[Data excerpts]

⁂

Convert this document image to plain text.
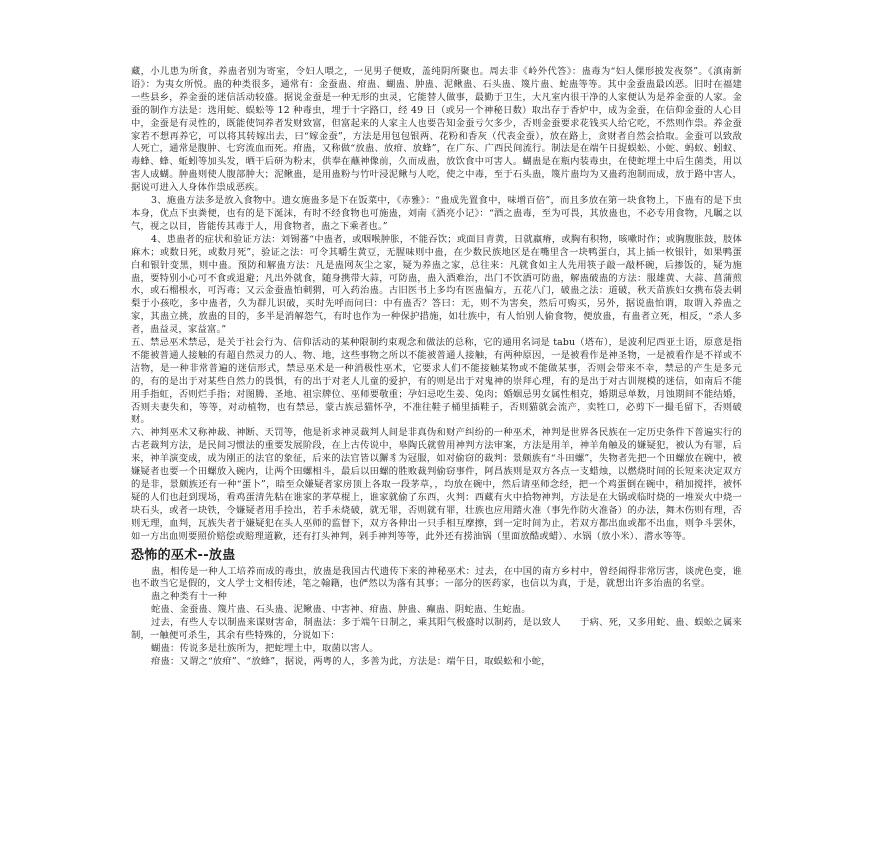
藏，小儿患为所食，养蛊者别为寄室，令妇人喂之，一见男子便败，盖纯阴所聚也。周去非《岭外代答》：蛊毒为“妇人倮形披发夜祭”。《滇南新语》：为夷女所悦。蛊的种类很多，通常有：金蚕蛊、疳蛊、蝴蛊、肿蛊、泥鳅蛊、石头蛊、篾片蛊、蛇蛊等等。其中金蚕蛊最凶恶。旧时在福建一些县乡，养金蚕的迷信活动较盛。据说金蚕是一种无形的虫灵，它能替人做事，最勤于卫生，大凡室内很干净的人家便认为是养金蚕的人家。金蚕的制作方法是：选用蛇、蜈蚣等 12 种毒虫，埋于十字路口，经 49 日（或另一个神秘日数）取出存于香炉中，成为金蚕，在信仰金蚕的人心目中，金蚕是有灵性的，既能使饲养者发财致富，但富起来的人家主人也要告知金蚕亏欠多少，否则金蚕要求花钱买人给它吃，不然则作祟。养金蚕家若不想再养它，可以将其转嫁出去，曰“嫁金蚕”，方法是用包包银两、花粉和香灰（代表金蚕），放在路上，贪财者自然会拾取。金蚕可以致敌人死亡，通常是腹肿、七窍流血而死。疳蛊，又称做“放蛊、放疳、放蜂”，在广东、广西民间流行。制法是在端午日捉蜈蚣、小蛇、蚂蚁、蚓蚁、毒蜂、蜂、蚯蚓等加头发，晒干后研为粉末，供奉在蘸神像前，久而成蛊，放饮食中可害人。蝴蛊是在瓶内装毒虫，在使蛇埋土中后生菌类，用以害人成蝴。肿蛊则使人腹部肿大；泥鳅蛊，是用蛊粉与竹叶浸泥鳅与人吃，使之中毒，至于石头蛊，篾片蛊均为又蛊药泡制而成，放于路中害人，据说可进入人身体作祟成恶疾。

3、施蛊方法多是放入食物中。遗女施蛊多是下在饭菜中，《赤雅》：“蛊成先置食中，味增百倍”，而且多放在第一块食物上，下蛊有的是下虫本身，优点下虫粪便，也有的是下涎沫，有时不经食物也可施蛊，刘南《酒亮小记》：“酒之蛊毒，至为可畏，其放蛊也，不必专用食物，凡瞩之以气，视之以目，皆能传其毒于人，用食物者，蛊之下乘者也。”

4、患蛊者的症状和验证方法：刘锡蕃“中蛊者，或咽喉肿胀，不能吞饮；或面目青黄，日就羸瘠，或胸有积物，咳嗽时作；或胸腹胀鼓，肢体麻木；或数日死，或数月死”，验证之法：可令其嚼生黄豆，无腥味则中蛊，在少数民族地区是在嘴里含一块鸭蛋白，其上插一枚银针，如果鸭蛋白和银针变黑，则中蛊。预防和解蛊方法：凡是蛊网灰尘之家，疑为养蛊之家，总往来：凡就食如主人先用筷子敲一敲杯碗，后掺饭的，疑为施蛊，要特别小心可不食或退避；凡出外就食，随身携带大蒜，可防蛊，蛊入酒难治，出门不饮酒可防蛊，解蛊破蛊的方法：服雄黄、大蒜、菖蒲煎水，或石榴根水，可泻毒；又云金蚕蛊怕刺猬，可入药治蛊。古旧医书上多均有医蛊偏方，五花八门，破蛊之法：道破，秋天苗族妇女携布袋去刺梨于小孩吃，多中蛊者，久为群儿识破，买时先呼而问曰：中有蛊否？答曰：无，则不为害矣，然后可购买，另外，据说蛊怕谓，取谓入养蛊之家，其蛊立挑，放蛊的目的，多半是消解怨气，有时也作为一种保护措施，如壮族中，有人怕别人偷食物，便放蛊，有蛊者立死，相反，“杀人多者，蛊益灵，家益富。”

五、禁忌巫术禁忌，是关于社会行为、信仰活动的某种限制约束观念和做法的总称，它的通用名词是 tabu（塔布），是波利尼西亚土语，原意是指不能被普通人接触的有超自然灵力的人、物、地，这些事物之所以不能被普通人接触，有两种原因，一是被看作是神圣物，一是被看作是不祥或不洁物，是一种非常普遍的迷信形式，禁忌巫术是一种消极性巫术，它要求人们不能接触某物或不能做某事，否则会带来不幸，禁忌的产生是多元的，有的是出于对某些自然力的畏惧，有的出于对老人儿童的爱护，有的则是出于对鬼神的崇拜心理，有的是出于对古训规模的迷信，如南后不能用手指虹，否则烂手指；对图腾、圣地、祖宗牌位、巫师要敬重；孕妇忌吃生姜、兔肉；婚姻忌男女属性相克，婚期忌单数，月蚀期间不能结婚，否则夫妻失和，等等，对动植物，也有禁忌，蒙古族忌猫怀孕，不准往鞋子桶里插鞋子，否则猫就会流产，卖牲口，必剪下一撮毛留下，否则破财。

六、神判巫术又称神裁、神断、天罚等，他是祈求神灵裁判人间是非真伪和财产纠纷的一种巫术，神判是世界各民族在一定历史条件下普遍实行的古老裁判方法，是民间习惯法的重要发展阶段，在上古传说中，皋陶氏就曾用神判方法审案，方法是用羊，神羊角触及的嫌疑犯，被认为有罪，后来，神羊演变成，成为刚正的法官的象征，后来的法官皆以獬豸为冠服，如对偷窃的裁判：景颇族有“斗田螺”，失物者先把一个田螺放在碗中，被嫌疑者也要一个田螺放入碗内，让两个田螺相斗，最后以田螺的胜败裁判偷窃事件，阿昌族则是双方各点一支蜡烛，以燃烧时间的长短来决定双方的是非，景颇族还有一种“蛋卜”，暗至众嫌疑者家房顶上各取一段茅草，，均放在碗中，然后请巫师念经，把一个鸡蛋倒在碗中，稍加搅拌，被怀疑的人们也赶到现场，看鸡蛋清先粘在谁家的茅草棍上，谁家就偷了东西，火判：西藏有火中拾物神判，方法是在大锅或临时烧的一堆炭火中烧一块石头，或者一块铁，令嫌疑者用手捡出，若手未烧破，就无罪，否则就有罪，壮族也应用踏火准（事先作防火准备）的办法，舞木伤则有理，否则无理，血判，瓦族失者于嫌疑犯在头人巫师的监督下，双方各伸出一只手相互摩擦，到一定时间为止，若双方都出血或都不出血，则争斗罢休，如一方出血则要照价赔偿或赔理道歉，还有打头神判，剁手神判等等，此外还有捞油锅（里面放酷或蜡）、水锅（放小米）、潜水等等。

恐怖的巫术--放蛊

蛊，相传是一种人工培养而成的毒虫，放蛊是我国古代遗传下来的神秘巫术：过去，在中国的南方乡村中，曾经闹得非常厉害，谈虎色变，谁也不敢当它是假的，文人学士文相传述，笔之翰籍，也俨然以为落有其事；一部分的医药家，也信以为真，于是，就想出许多治蛊的名堂。

蛊之种类有十一种

蛇蛊、金蚕蛊、篾片蛊、石头蛊、泥鳅蛊、中害神、疳蛊、肿蛊、癫蛊、阴蛇蛊、生蛇蛊。

过去，有些人专以制蛊来谋财害命，制蛊法：多于端午日制之，乘其阳气极盛时以制药，是以致人　　于病、死，又多用蛇、蛊、蜈蚣之属来制，一触便可杀生，其余有些特殊的，分说如下：

蝴蛊：传说多是壮族所为，把蛇埋土中，取菌以害人。

疳蛊：又谓之“放疳”、“放蜂”，据说，两粤的人，多善为此，方法是：端午日，取蜈蚣和小蛇，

⁂

◆ Given problem
Without including the pictures, return each record above exactly as it stands.

◆ Completed task
Convert this document image to plain text.
藏，小儿患为所食，养蛊者别为寄室，令妇人喂之，一见男子便败，盖纯阴所聚也。周去非《岭外代答》：蛊毒为“妇人倮形披发夜祭”。《滇南新语》：为夷女所悦。蛊的种类很多，通常有：金蚕蛊、疳蛊、蝴蛊、肿蛊、泥鳅蛊、石头蛊、篾片蛊、蛇蛊等等。其中金蚕蛊最凶恶。旧时在福建一些县乡，养金蚕的迷信活动较盛。据说金蚕是一种无形的虫灵，它能替人做事，最勤于卫生，大凡室内很干净的人家便认为是养金蚕的人家。金蚕的制作方法是：选用蛇、蜈蚣等 12 种毒虫，埋于十字路口，经 49 日（或另一个神秘日数）取出存于香炉中，成为金蚕，在信仰金蚕的人心目中，金蚕是有灵性的，既能使饲养者发财致富，但富起来的人家主人也要告知金蚕亏欠多少，否则金蚕要求花钱买人给它吃，不然则作祟。养金蚕家若不想再养它，可以将其转嫁出去，曰“嫁金蚕”，方法是用包包银两、花粉和香灰（代表金蚕），放在路上，贪财者自然会拾取。金蚕可以致敌人死亡，通常是腹肿、七窍流血而死。疳蛊，又称做“放蛊、放疳、放蜂”，在广东、广西民间流行。制法是在端午日捉蜈蚣、小蛇、蚂蚁、蚓蚁、毒蜂、蜂、蚯蚓等加头发，晒干后研为粉末，供奉在蘸神像前，久而成蛊，放饮食中可害人。蝴蛊是在瓶内装毒虫，在使蛇埋土中后生菌类，用以害人成蝴。肿蛊则使人腹部肿大；泥鳅蛊，是用蛊粉与竹叶浸泥鳅与人吃，使之中毒，至于石头蛊，篾片蛊均为又蛊药泡制而成，放于路中害人，据说可进入人身体作祟成恶疾。

3、施蛊方法多是放入食物中。遗女施蛊多是下在饭菜中，《赤雅》：“蛊成先置食中，味增百倍”，而且多放在第一块食物上，下蛊有的是下虫本身，优点下虫粪便，也有的是下涎沫，有时不经食物也可施蛊，刘南《酒亮小记》：“酒之蛊毒，至为可畏，其放蛊也，不必专用食物，凡瞩之以气，视之以目，皆能传其毒于人，用食物者，蛊之下乘者也。”

4、患蛊者的症状和验证方法：刘锡蕃“中蛊者，或咽喉肿胀，不能吞饮；或面目青黄，日就羸瘠，或胸有积物，咳嗽时作；或胸腹胀鼓，肢体麻木；或数日死，或数月死”，验证之法：可令其嚼生黄豆，无腥味则中蛊，在少数民族地区是在嘴里含一块鸭蛋白，其上插一枚银针，如果鸭蛋白和银针变黑，则中蛊。预防和解蛊方法：凡是蛊网灰尘之家，疑为养蛊之家，总往来：凡就食如主人先用筷子敲一敲杯碗，后掺饭的，疑为施蛊，要特别小心可不食或退避；凡出外就食，随身携带大蒜，可防蛊，蛊入酒难治，出门不饮酒可防蛊，解蛊破蛊的方法：服雄黄、大蒜、菖蒲煎水，或石榴根水，可泻毒；又云金蚕蛊怕刺猬，可入药治蛊。古旧医书上多均有医蛊偏方，五花八门，破蛊之法：道破，秋天苗族妇女携布袋去刺梨于小孩吃，多中蛊者，久为群儿识破，买时先呼而问曰：中有蛊否？答曰：无，则不为害矣，然后可购买，另外，据说蛊怕谓，取谓入养蛊之家，其蛊立挑，放蛊的目的，多半是消解怨气，有时也作为一种保护措施，如壮族中，有人怕别人偷食物，便放蛊，有蛊者立死，相反，“杀人多者，蛊益灵，家益富。”

五、禁忌巫术禁忌，是关于社会行为、信仰活动的某种限制约束观念和做法的总称，它的通用名词是 tabu（塔布），是波利尼西亚土语，原意是指不能被普通人接触的有超自然灵力的人、物、地，这些事物之所以不能被普通人接触，有两种原因，一是被看作是神圣物，一是被看作是不祥或不洁物，是一种非常普遍的迷信形式，禁忌巫术是一种消极性巫术，它要求人们不能接触某物或不能做某事，否则会带来不幸，禁忌的产生是多元的，有的是出于对某些自然力的畏惧，有的出于对老人儿童的爱护，有的则是出于对鬼神的崇拜心理，有的是出于对古训规模的迷信，如南后不能用手指虹，否则烂手指；对图腾、圣地、祖宗牌位、巫师要敬重；孕妇忌吃生姜、兔肉；婚姻忌男女属性相克，婚期忌单数，月蚀期间不能结婚，否则夫妻失和，等等，对动植物，也有禁忌，蒙古族忌猫怀孕，不准往鞋子桶里插鞋子，否则猫就会流产，卖牲口，必剪下一撮毛留下，否则破财。

六、神判巫术又称神裁、神断、天罚等，他是祈求神灵裁判人间是非真伪和财产纠纷的一种巫术，神判是世界各民族在一定历史条件下普遍实行的古老裁判方法，是民间习惯法的重要发展阶段，在上古传说中，皋陶氏就曾用神判方法审案，方法是用羊，神羊角触及的嫌疑犯，被认为有罪，后来，神羊演变成，成为刚正的法官的象征，后来的法官皆以獬豸为冠服，如对偷窃的裁判：景颇族有“斗田螺”，失物者先把一个田螺放在碗中，被嫌疑者也要一个田螺放入碗内，让两个田螺相斗，最后以田螺的胜败裁判偷窃事件，阿昌族则是双方各点一支蜡烛，以燃烧时间的长短来决定双方的是非，景颇族还有一种“蛋卜”，暗至众嫌疑者家房顶上各取一段茅草，，均放在碗中，然后请巫师念经，把一个鸡蛋倒在碗中，稍加搅拌，被怀疑的人们也赶到现场，看鸡蛋清先粘在谁家的茅草棍上，谁家就偷了东西，火判：西藏有火中拾物神判，方法是在大锅或临时烧的一堆炭火中烧一块石头，或者一块铁，令嫌疑者用手捡出，若手未烧破，就无罪，否则就有罪，壮族也应用踏火准（事先作防火准备）的办法，舞木伤则有理，否则无理，血判，瓦族失者于嫌疑犯在头人巫师的监督下，双方各伸出一只手相互摩擦，到一定时间为止，若双方都出血或都不出血，则争斗罢休，如一方出血则要照价赔偿或赔理道歉，还有打头神判，剁手神判等等，此外还有捞油锅（里面放酷或蜡）、水锅（放小米）、潜水等等。

恐怖的巫术--放蛊

蛊，相传是一种人工培养而成的毒虫，放蛊是我国古代遗传下来的神秘巫术：过去，在中国的南方乡村中，曾经闹得非常厉害，谈虎色变，谁也不敢当它是假的，文人学士文相传述，笔之翰籍，也俨然以为落有其事；一部分的医药家，也信以为真，于是，就想出许多治蛊的名堂。

蛊之种类有十一种

蛇蛊、金蚕蛊、篾片蛊、石头蛊、泥鳅蛊、中害神、疳蛊、肿蛊、癫蛊、阴蛇蛊、生蛇蛊。

过去，有些人专以制蛊来谋财害命，制蛊法：多于端午日制之，乘其阳气极盛时以制药，是以致人　　于病、死，又多用蛇、蛊、蜈蚣之属来制，一触便可杀生，其余有些特殊的，分说如下：

蝴蛊：传说多是壮族所为，把蛇埋土中，取菌以害人。

疳蛊：又谓之“放疳”、“放蜂”，据说，两粤的人，多善为此，方法是：端午日，取蜈蚣和小蛇，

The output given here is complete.